**MATERIAL SUPPLIED:**
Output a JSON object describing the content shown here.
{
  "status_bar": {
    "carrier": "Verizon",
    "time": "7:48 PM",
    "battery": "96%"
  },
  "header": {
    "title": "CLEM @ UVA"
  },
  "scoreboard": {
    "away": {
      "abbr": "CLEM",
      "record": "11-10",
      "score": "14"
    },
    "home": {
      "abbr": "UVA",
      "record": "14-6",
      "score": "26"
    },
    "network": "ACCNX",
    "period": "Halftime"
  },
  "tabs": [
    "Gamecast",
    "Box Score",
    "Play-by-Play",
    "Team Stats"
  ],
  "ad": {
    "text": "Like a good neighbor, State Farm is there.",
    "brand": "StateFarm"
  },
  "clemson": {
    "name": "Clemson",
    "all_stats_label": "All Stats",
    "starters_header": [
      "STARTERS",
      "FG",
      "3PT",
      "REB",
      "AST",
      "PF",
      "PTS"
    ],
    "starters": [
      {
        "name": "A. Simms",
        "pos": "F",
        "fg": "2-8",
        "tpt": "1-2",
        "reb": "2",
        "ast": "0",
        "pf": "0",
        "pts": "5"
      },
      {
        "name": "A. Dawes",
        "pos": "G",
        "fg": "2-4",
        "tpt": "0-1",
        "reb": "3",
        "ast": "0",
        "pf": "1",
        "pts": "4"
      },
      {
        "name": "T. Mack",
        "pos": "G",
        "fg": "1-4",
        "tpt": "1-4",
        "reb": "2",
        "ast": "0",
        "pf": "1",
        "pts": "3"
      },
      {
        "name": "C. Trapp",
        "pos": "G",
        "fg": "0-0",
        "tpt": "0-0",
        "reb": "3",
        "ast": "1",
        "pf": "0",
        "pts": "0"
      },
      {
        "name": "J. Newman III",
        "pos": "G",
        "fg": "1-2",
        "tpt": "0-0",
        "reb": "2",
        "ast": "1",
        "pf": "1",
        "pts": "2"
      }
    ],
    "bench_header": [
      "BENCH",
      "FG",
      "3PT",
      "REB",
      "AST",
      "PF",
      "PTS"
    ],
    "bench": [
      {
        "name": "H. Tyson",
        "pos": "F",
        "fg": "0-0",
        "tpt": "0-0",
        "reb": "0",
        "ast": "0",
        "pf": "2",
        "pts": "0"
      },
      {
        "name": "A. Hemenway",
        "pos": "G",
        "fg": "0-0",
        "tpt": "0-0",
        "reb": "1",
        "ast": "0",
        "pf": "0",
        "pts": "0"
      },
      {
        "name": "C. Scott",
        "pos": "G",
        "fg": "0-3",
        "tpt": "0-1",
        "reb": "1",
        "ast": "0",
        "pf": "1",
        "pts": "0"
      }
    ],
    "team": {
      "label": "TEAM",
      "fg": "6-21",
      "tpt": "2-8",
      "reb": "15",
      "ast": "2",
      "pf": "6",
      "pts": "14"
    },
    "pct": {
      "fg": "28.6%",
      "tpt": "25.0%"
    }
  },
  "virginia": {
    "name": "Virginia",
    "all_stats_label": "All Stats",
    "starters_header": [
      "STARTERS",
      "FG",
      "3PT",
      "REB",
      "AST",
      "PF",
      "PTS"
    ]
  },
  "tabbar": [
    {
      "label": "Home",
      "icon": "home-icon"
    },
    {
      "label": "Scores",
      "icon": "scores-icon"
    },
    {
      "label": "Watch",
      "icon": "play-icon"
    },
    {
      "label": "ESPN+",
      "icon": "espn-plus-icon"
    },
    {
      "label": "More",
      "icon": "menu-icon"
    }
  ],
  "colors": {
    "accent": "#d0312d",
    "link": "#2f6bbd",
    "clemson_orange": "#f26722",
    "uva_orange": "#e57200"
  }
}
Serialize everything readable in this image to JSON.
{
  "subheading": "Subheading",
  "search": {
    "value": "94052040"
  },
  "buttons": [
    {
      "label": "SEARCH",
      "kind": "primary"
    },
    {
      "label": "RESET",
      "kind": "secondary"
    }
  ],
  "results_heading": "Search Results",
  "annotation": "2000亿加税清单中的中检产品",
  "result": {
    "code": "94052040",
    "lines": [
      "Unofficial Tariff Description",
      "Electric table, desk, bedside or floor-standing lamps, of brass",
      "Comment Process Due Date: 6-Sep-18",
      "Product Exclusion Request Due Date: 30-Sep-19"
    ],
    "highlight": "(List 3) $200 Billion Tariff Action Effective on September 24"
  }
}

**WHAT YOU ARE ASKED TO DO:**
Reproduce the records above exactly.

**SOLUTION TO THIS PROBLEM:**
Output a JSON object describing the content shown here.
{
  "status_bar": {
    "carrier": "Verizon",
    "time": "7:48 PM",
    "battery": "96%"
  },
  "header": {
    "title": "CLEM @ UVA"
  },
  "scoreboard": {
    "away": {
      "abbr": "CLEM",
      "record": "11-10",
      "score": "14"
    },
    "home": {
      "abbr": "UVA",
      "record": "14-6",
      "score": "26"
    },
    "network": "ACCNX",
    "period": "Halftime"
  },
  "tabs": [
    "Gamecast",
    "Box Score",
    "Play-by-Play",
    "Team Stats"
  ],
  "ad": {
    "text": "Like a good neighbor, State Farm is there.",
    "brand": "StateFarm"
  },
  "clemson": {
    "name": "Clemson",
    "all_stats_label": "All Stats",
    "starters_header": [
      "STARTERS",
      "FG",
      "3PT",
      "REB",
      "AST",
      "PF",
      "PTS"
    ],
    "starters": [
      {
        "name": "A. Simms",
        "pos": "F",
        "fg": "2-8",
        "tpt": "1-2",
        "reb": "2",
        "ast": "0",
        "pf": "0",
        "pts": "5"
      },
      {
        "name": "A. Dawes",
        "pos": "G",
        "fg": "2-4",
        "tpt": "0-1",
        "reb": "3",
        "ast": "0",
        "pf": "1",
        "pts": "4"
      },
      {
        "name": "T. Mack",
        "pos": "G",
        "fg": "1-4",
        "tpt": "1-4",
        "reb": "2",
        "ast": "0",
        "pf": "1",
        "pts": "3"
      },
      {
        "name": "C. Trapp",
        "pos": "G",
        "fg": "0-0",
        "tpt": "0-0",
        "reb": "3",
        "ast": "1",
        "pf": "0",
        "pts": "0"
      },
      {
        "name": "J. Newman III",
        "pos": "G",
        "fg": "1-2",
        "tpt": "0-0",
        "reb": "2",
        "ast": "1",
        "pf": "1",
        "pts": "2"
      }
    ],
    "bench_header": [
      "BENCH",
      "FG",
      "3PT",
      "REB",
      "AST",
      "PF",
      "PTS"
    ],
    "bench": [
      {
        "name": "H. Tyson",
        "pos": "F",
        "fg": "0-0",
        "tpt": "0-0",
        "reb": "0",
        "ast": "0",
        "pf": "2",
        "pts": "0"
      },
      {
        "name": "A. Hemenway",
        "pos": "G",
        "fg": "0-0",
        "tpt": "0-0",
        "reb": "1",
        "ast": "0",
        "pf": "0",
        "pts": "0"
      },
      {
        "name": "C. Scott",
        "pos": "G",
        "fg": "0-3",
        "tpt": "0-1",
        "reb": "1",
        "ast": "0",
        "pf": "1",
        "pts": "0"
      }
    ],
    "team": {
      "label": "TEAM",
      "fg": "6-21",
      "tpt": "2-8",
      "reb": "15",
      "ast": "2",
      "pf": "6",
      "pts": "14"
    },
    "pct": {
      "fg": "28.6%",
      "tpt": "25.0%"
    }
  },
  "virginia": {
    "name": "Virginia",
    "all_stats_label": "All Stats",
    "starters_header": [
      "STARTERS",
      "FG",
      "3PT",
      "REB",
      "AST",
      "PF",
      "PTS"
    ]
  },
  "tabbar": [
    {
      "label": "Home",
      "icon": "home-icon"
    },
    {
      "label": "Scores",
      "icon": "scores-icon"
    },
    {
      "label": "Watch",
      "icon": "play-icon"
    },
    {
      "label": "ESPN+",
      "icon": "espn-plus-icon"
    },
    {
      "label": "More",
      "icon": "menu-icon"
    }
  ],
  "colors": {
    "accent": "#d0312d",
    "link": "#2f6bbd",
    "clemson_orange": "#f26722",
    "uva_orange": "#e57200"
  }
}
Serialize everything readable in this image to JSON.
{
  "subheading": "Subheading",
  "search": {
    "value": "94052040"
  },
  "buttons": [
    {
      "label": "SEARCH",
      "kind": "primary"
    },
    {
      "label": "RESET",
      "kind": "secondary"
    }
  ],
  "results_heading": "Search Results",
  "annotation": "2000亿加税清单中的中检产品",
  "result": {
    "code": "94052040",
    "lines": [
      "Unofficial Tariff Description",
      "Electric table, desk, bedside or floor-standing lamps, of brass",
      "Comment Process Due Date: 6-Sep-18",
      "Product Exclusion Request Due Date: 30-Sep-19"
    ],
    "highlight": "(List 3) $200 Billion Tariff Action Effective on September 24"
  }
}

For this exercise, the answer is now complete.